• [Task goal]
Please render the material below as a JSON list of strings, with one string for each line and no blank lines.

• [Provided data]
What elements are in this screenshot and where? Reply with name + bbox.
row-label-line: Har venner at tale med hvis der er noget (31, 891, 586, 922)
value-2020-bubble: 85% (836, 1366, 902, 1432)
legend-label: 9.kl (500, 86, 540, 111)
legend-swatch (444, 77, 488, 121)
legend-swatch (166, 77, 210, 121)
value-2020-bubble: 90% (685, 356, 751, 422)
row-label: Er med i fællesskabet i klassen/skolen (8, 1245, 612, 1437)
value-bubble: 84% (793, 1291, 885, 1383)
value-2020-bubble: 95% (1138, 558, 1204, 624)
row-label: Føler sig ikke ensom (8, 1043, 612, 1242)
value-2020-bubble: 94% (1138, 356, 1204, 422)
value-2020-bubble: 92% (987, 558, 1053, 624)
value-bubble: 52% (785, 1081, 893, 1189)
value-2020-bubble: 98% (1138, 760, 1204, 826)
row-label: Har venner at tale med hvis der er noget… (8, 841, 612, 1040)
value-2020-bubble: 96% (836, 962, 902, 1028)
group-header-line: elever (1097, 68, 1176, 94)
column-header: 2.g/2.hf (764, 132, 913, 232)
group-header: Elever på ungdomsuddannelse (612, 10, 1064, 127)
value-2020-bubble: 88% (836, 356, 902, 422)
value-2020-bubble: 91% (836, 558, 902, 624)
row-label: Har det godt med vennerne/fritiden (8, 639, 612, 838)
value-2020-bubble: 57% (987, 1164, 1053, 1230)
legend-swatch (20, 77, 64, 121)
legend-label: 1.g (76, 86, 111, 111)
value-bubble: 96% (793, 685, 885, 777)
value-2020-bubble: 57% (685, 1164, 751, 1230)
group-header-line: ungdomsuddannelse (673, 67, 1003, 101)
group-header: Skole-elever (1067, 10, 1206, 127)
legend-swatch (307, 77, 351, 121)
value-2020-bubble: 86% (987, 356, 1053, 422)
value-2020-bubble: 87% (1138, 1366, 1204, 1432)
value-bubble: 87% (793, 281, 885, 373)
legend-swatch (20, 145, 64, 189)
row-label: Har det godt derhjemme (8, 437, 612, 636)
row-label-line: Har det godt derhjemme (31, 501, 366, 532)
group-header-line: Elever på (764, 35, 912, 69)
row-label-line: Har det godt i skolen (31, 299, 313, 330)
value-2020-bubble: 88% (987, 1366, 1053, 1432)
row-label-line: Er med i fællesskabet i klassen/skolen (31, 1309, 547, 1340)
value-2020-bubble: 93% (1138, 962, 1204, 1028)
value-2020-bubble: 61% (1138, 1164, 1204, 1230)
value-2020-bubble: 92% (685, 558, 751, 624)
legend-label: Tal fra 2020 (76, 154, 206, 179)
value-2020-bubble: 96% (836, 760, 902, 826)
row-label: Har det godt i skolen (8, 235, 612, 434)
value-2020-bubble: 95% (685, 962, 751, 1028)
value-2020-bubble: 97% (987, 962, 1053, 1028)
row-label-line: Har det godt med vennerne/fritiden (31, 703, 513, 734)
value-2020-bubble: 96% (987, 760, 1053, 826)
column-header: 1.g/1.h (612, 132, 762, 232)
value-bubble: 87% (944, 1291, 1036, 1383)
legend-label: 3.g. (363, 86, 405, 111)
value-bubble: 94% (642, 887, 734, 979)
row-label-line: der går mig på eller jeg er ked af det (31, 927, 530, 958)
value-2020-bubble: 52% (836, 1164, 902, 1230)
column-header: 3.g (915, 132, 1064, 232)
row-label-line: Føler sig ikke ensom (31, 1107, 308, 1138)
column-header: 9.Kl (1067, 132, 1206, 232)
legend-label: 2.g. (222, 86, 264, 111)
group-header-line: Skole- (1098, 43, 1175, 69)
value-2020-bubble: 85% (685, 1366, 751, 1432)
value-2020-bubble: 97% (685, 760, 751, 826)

• [Task result]
[
  "What elements are in this screenshot and where? Reply with name + bbox.",
  "row-label-line: Har venner at tale med hvis der er noget (31, 891, 586, 922)",
  "value-2020-bubble: 85% (836, 1366, 902, 1432)",
  "legend-label: 9.kl (500, 86, 540, 111)",
  "legend-swatch (444, 77, 488, 121)",
  "legend-swatch (166, 77, 210, 121)",
  "value-2020-bubble: 90% (685, 356, 751, 422)",
  "row-label: Er med i fællesskabet i klassen/skolen (8, 1245, 612, 1437)",
  "value-bubble: 84% (793, 1291, 885, 1383)",
  "value-2020-bubble: 95% (1138, 558, 1204, 624)",
  "row-label: Føler sig ikke ensom (8, 1043, 612, 1242)",
  "value-2020-bubble: 94% (1138, 356, 1204, 422)",
  "value-2020-bubble: 92% (987, 558, 1053, 624)",
  "value-bubble: 52% (785, 1081, 893, 1189)",
  "value-2020-bubble: 98% (1138, 760, 1204, 826)",
  "row-label: Har venner at tale med hvis der er noget… (8, 841, 612, 1040)",
  "value-2020-bubble: 96% (836, 962, 902, 1028)",
  "group-header-line: elever (1097, 68, 1176, 94)",
  "column-header: 2.g/2.hf (764, 132, 913, 232)",
  "group-header: Elever på ungdomsuddannelse (612, 10, 1064, 127)",
  "value-2020-bubble: 88% (836, 356, 902, 422)",
  "value-2020-bubble: 91% (836, 558, 902, 624)",
  "row-label: Har det godt med vennerne/fritiden (8, 639, 612, 838)",
  "value-2020-bubble: 57% (987, 1164, 1053, 1230)",
  "legend-swatch (20, 77, 64, 121)",
  "legend-label: 1.g (76, 86, 111, 111)",
  "value-bubble: 96% (793, 685, 885, 777)",
  "value-2020-bubble: 57% (685, 1164, 751, 1230)",
  "group-header-line: ungdomsuddannelse (673, 67, 1003, 101)",
  "group-header: Skole-elever (1067, 10, 1206, 127)",
  "legend-swatch (307, 77, 351, 121)",
  "value-2020-bubble: 86% (987, 356, 1053, 422)",
  "value-2020-bubble: 87% (1138, 1366, 1204, 1432)",
  "value-bubble: 87% (793, 281, 885, 373)",
  "legend-swatch (20, 145, 64, 189)",
  "row-label: Har det godt derhjemme (8, 437, 612, 636)",
  "row-label-line: Har det godt derhjemme (31, 501, 366, 532)",
  "group-header-line: Elever på (764, 35, 912, 69)",
  "row-label-line: Har det godt i skolen (31, 299, 313, 330)",
  "value-2020-bubble: 88% (987, 1366, 1053, 1432)",
  "row-label-line: Er med i fællesskabet i klassen/skolen (31, 1309, 547, 1340)",
  "value-2020-bubble: 93% (1138, 962, 1204, 1028)",
  "value-2020-bubble: 61% (1138, 1164, 1204, 1230)",
  "value-2020-bubble: 92% (685, 558, 751, 624)",
  "legend-label: Tal fra 2020 (76, 154, 206, 179)",
  "value-2020-bubble: 96% (836, 760, 902, 826)",
  "row-label: Har det godt i skolen (8, 235, 612, 434)",
  "value-2020-bubble: 95% (685, 962, 751, 1028)",
  "value-2020-bubble: 97% (987, 962, 1053, 1028)",
  "row-label-line: Har det godt med vennerne/fritiden (31, 703, 513, 734)",
  "value-2020-bubble: 96% (987, 760, 1053, 826)",
  "column-header: 1.g/1.h (612, 132, 762, 232)",
  "value-bubble: 87% (944, 1291, 1036, 1383)",
  "legend-label: 3.g. (363, 86, 405, 111)",
  "value-bubble: 94% (642, 887, 734, 979)",
  "row-label-line: der går mig på eller jeg er ked af det (31, 927, 530, 958)",
  "value-2020-bubble: 52% (836, 1164, 902, 1230)",
  "column-header: 3.g (915, 132, 1064, 232)",
  "row-label-line: Føler sig ikke ensom (31, 1107, 308, 1138)",
  "column-header: 9.Kl (1067, 132, 1206, 232)",
  "legend-label: 2.g. (222, 86, 264, 111)",
  "group-header-line: Skole- (1098, 43, 1175, 69)",
  "value-2020-bubble: 85% (685, 1366, 751, 1432)",
  "value-2020-bubble: 97% (685, 760, 751, 826)"
]